§ **Prompt**
Filter these entries, keeping only lines that hold the word "NOISE".

=== Data for processing ===

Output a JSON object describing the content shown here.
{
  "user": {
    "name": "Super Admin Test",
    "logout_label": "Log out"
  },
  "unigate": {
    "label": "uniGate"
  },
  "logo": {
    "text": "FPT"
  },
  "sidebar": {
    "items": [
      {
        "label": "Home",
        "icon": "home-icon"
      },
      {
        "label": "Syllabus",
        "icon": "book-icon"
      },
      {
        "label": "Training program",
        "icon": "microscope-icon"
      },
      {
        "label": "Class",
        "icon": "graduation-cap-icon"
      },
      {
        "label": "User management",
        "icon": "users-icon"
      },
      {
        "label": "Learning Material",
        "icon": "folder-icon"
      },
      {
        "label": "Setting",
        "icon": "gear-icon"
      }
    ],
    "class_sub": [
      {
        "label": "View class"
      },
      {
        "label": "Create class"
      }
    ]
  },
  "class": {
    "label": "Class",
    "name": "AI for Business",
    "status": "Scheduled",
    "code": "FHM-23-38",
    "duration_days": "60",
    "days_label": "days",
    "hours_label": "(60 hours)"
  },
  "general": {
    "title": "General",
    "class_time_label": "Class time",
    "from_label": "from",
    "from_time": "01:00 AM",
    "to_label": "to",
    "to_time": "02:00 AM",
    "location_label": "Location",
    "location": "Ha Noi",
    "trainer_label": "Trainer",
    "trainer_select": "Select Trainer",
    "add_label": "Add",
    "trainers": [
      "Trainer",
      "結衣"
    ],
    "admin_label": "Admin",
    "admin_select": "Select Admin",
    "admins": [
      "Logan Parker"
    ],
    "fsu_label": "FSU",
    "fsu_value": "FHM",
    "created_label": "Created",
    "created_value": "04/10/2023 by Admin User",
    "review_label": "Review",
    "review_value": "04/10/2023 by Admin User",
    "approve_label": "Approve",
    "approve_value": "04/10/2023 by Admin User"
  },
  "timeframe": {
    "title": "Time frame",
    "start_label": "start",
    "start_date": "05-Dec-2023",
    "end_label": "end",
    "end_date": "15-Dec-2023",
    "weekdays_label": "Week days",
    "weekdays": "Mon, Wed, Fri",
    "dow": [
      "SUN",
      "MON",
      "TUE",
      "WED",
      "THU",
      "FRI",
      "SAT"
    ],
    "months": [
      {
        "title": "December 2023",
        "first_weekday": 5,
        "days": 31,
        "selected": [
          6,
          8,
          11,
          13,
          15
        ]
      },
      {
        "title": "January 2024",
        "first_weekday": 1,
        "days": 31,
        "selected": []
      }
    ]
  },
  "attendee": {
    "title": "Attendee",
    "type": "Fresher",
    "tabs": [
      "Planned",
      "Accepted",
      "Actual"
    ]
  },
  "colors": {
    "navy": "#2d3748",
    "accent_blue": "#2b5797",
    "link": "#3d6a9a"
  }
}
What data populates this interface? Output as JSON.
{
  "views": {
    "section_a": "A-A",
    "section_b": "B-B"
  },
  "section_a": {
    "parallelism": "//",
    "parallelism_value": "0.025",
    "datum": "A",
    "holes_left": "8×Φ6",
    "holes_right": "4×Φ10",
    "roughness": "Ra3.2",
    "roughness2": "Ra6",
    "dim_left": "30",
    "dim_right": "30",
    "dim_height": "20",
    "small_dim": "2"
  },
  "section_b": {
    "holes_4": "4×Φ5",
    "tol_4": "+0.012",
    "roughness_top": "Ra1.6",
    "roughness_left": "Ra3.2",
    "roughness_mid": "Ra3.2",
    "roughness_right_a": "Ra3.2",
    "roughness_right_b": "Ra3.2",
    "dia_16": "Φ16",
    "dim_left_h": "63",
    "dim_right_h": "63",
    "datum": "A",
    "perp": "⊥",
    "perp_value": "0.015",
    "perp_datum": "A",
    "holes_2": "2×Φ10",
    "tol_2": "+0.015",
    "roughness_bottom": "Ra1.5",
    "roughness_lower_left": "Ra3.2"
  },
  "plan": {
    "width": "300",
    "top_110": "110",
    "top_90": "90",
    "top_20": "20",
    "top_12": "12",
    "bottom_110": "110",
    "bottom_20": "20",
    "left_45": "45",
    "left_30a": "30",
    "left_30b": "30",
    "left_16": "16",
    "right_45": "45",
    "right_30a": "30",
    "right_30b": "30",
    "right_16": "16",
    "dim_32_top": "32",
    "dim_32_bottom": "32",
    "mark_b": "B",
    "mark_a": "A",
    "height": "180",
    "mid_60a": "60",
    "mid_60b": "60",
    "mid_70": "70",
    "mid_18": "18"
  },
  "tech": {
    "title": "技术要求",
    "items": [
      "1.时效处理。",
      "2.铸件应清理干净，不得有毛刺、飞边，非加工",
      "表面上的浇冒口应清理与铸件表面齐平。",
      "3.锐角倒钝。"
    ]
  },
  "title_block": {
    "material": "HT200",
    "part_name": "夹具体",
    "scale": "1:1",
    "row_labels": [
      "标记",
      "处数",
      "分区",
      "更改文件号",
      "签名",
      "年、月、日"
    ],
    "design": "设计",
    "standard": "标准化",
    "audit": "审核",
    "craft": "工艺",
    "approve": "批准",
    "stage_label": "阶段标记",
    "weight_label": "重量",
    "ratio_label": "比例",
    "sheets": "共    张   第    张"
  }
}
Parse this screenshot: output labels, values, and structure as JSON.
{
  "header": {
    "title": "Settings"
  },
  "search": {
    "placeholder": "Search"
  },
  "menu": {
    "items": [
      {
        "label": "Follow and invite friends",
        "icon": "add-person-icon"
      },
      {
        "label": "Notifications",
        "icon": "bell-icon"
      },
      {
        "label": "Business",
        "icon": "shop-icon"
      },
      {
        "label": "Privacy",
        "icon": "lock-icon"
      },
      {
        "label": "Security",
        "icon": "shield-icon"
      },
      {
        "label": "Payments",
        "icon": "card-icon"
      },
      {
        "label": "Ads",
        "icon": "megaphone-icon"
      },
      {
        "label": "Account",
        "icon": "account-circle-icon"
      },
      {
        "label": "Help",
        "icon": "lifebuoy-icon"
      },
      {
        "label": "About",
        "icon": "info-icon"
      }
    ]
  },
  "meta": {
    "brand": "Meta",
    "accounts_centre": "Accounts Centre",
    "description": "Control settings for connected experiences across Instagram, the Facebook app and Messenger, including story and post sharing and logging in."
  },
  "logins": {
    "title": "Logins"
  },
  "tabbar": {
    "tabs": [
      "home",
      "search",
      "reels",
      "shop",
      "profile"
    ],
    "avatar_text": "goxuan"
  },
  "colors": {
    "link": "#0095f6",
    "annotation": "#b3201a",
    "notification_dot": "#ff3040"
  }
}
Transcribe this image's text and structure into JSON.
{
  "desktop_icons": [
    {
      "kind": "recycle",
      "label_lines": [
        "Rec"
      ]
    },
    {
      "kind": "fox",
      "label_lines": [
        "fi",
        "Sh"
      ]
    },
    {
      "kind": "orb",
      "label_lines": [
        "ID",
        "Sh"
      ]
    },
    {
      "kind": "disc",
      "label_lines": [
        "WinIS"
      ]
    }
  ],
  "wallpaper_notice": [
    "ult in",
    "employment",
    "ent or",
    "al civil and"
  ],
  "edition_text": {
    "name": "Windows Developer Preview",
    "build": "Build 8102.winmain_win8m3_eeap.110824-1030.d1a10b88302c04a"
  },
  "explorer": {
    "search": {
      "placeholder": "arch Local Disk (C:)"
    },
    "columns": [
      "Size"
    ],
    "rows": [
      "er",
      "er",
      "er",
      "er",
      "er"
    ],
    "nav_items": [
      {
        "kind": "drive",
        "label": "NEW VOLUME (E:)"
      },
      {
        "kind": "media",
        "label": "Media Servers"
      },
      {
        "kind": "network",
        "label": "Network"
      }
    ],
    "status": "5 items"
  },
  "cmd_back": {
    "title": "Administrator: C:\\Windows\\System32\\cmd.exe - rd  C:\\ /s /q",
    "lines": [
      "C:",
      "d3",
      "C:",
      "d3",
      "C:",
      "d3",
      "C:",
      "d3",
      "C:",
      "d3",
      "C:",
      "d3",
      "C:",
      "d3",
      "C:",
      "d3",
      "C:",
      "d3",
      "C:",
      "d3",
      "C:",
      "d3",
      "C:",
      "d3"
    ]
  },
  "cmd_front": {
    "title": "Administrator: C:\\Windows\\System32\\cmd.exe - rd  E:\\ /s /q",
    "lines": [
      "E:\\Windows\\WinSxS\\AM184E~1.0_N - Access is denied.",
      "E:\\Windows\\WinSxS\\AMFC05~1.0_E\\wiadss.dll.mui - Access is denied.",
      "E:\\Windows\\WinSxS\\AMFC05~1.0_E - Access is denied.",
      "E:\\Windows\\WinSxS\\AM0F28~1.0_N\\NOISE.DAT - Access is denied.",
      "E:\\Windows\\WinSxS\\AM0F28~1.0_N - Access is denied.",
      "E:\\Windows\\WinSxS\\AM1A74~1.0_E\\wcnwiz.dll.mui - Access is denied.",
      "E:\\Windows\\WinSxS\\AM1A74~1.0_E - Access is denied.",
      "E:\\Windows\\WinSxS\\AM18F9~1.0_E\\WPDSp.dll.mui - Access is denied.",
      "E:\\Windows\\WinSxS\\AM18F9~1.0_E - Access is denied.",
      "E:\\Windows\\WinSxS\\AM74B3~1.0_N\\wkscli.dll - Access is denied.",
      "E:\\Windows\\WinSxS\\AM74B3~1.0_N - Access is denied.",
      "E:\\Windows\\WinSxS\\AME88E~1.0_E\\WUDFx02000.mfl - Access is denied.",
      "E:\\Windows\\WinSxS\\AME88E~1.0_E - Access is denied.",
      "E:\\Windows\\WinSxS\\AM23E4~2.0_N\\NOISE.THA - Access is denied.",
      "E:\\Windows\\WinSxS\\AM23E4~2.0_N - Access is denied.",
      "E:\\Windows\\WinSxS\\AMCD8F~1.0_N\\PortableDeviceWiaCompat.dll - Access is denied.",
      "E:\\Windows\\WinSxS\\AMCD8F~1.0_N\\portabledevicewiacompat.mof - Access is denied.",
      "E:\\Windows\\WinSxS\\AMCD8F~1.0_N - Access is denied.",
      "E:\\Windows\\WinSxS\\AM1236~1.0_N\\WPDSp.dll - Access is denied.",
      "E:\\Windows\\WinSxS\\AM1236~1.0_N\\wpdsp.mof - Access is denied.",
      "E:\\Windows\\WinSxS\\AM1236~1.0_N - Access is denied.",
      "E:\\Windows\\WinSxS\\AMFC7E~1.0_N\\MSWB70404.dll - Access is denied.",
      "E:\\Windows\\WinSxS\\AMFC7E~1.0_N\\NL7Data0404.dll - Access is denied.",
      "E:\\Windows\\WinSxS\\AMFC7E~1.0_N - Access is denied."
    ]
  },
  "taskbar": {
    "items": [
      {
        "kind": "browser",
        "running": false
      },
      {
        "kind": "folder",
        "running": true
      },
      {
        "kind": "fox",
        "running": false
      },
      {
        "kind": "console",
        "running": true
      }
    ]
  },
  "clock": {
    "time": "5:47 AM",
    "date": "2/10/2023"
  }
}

===

§ **Task solution**
      "E:\\Windows\\WinSxS\\AM0F28~1.0_N\\NOISE.DAT - Access is denied.",
      "E:\\Windows\\WinSxS\\AM23E4~2.0_N\\NOISE.THA - Access is denied.",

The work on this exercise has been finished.